The problem: Give all the lines below again, exactly, with no pictures.
---------- Input
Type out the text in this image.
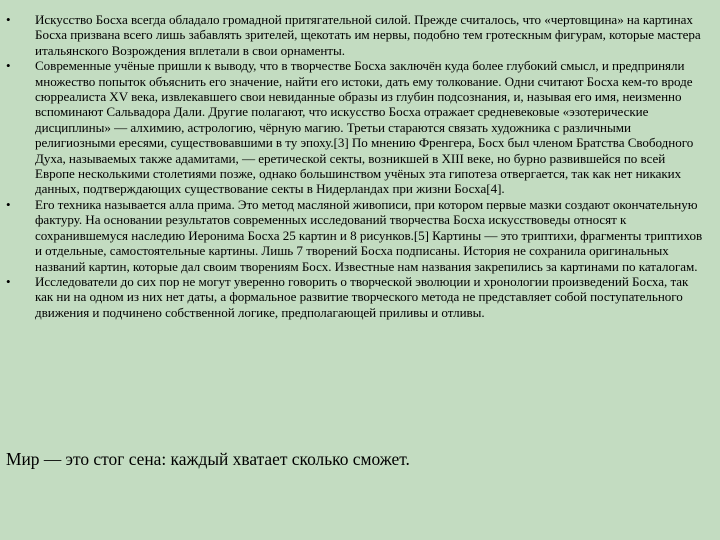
• Искусство Босха всегда обладало громадной притягательной силой. Прежде считалось, что «чертовщина» на картинах Босха призвана всего лишь забавлять зрителей, щекотать им нервы, подобно тем гротескным фигурам, которые мастера итальянского Возрождения вплетали в свои орнаменты.
• Современные учёные пришли к выводу, что в творчестве Босха заключён куда более глубокий смысл, и предприняли множество попыток объяснить его значение, найти его истоки, дать ему толкование. Одни считают Босха кем-то вроде сюрреалиста XV века, извлекавшего свои невиданные образы из глубин подсознания, и, называя его имя, неизменно вспоминают Сальвадора Дали. Другие полагают, что искусство Босха отражает средневековые «эзотерические дисциплины» — алхимию, астрологию, чёрную магию. Третьи стараются связать художника с различными религиозными ересями, существовавшими в ту эпоху.[3] По мнению Френгера, Босх был членом Братства Свободного Духа, называемых также адамитами, — еретической секты, возникшей в XIII веке, но бурно развившейся по всей Европе несколькими столетиями позже, однако большинством учёных эта гипотеза отвергается, так как нет никаких данных, подтверждающих существование секты в Нидерландах при жизни Босха[4].
• Его техника называется алла прима. Это метод масляной живописи, при котором первые мазки создают окончательную фактуру. На основании результатов современных исследований творчества Босха искусствоведы относят к сохранившемуся наследию Иеронима Босха 25 картин и 8 рисунков.[5] Картины — это триптихи, фрагменты триптихов и отдельные, самостоятельные картины. Лишь 7 творений Босха подписаны. История не сохранила оригинальных названий картин, которые дал своим творениям Босх. Известные нам названия закрепились за картинами по каталогам.
• Исследователи до сих пор не могут уверенно говорить о творческой эволюции и хронологии произведений Босха, так как ни на одном из них нет даты, а формальное развитие творческого метода не представляет собой поступательного движения и подчинено собственной логике, предполагающей приливы и отливы.
Мир — это стог сена: каждый хватает сколько сможет.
--------------------
Task solution:
Type out the text in this image.
• Искусство Босха всегда обладало громадной притягательной силой. Прежде считалось, что «чертовщина» на картинах Босха призвана всего лишь забавлять зрителей, щекотать им нервы, подобно тем гротескным фигурам, которые мастера итальянского Возрождения вплетали в свои орнаменты.
• Современные учёные пришли к выводу, что в творчестве Босха заключён куда более глубокий смысл, и предприняли множество попыток объяснить его значение, найти его истоки, дать ему толкование. Одни считают Босха кем-то вроде сюрреалиста XV века, извлекавшего свои невиданные образы из глубин подсознания, и, называя его имя, неизменно вспоминают Сальвадора Дали. Другие полагают, что искусство Босха отражает средневековые «эзотерические дисциплины» — алхимию, астрологию, чёрную магию. Третьи стараются связать художника с различными религиозными ересями, существовавшими в ту эпоху.[3] По мнению Френгера, Босх был членом Братства Свободного Духа, называемых также адамитами, — еретической секты, возникшей в XIII веке, но бурно развившейся по всей Европе несколькими столетиями позже, однако большинством учёных эта гипотеза отвергается, так как нет никаких данных, подтверждающих существование секты в Нидерландах при жизни Босха[4].
• Его техника называется алла прима. Это метод масляной живописи, при котором первые мазки создают окончательную фактуру. На основании результатов современных исследований творчества Босха искусствоведы относят к сохранившемуся наследию Иеронима Босха 25 картин и 8 рисунков.[5] Картины — это триптихи, фрагменты триптихов и отдельные, самостоятельные картины. Лишь 7 творений Босха подписаны. История не сохранила оригинальных названий картин, которые дал своим творениям Босх. Известные нам названия закрепились за картинами по каталогам.
• Исследователи до сих пор не могут уверенно говорить о творческой эволюции и хронологии произведений Босха, так как ни на одном из них нет даты, а формальное развитие творческого метода не представляет собой поступательного движения и подчинено собственной логике, предполагающей приливы и отливы.
Мир — это стог сена: каждый хватает сколько сможет.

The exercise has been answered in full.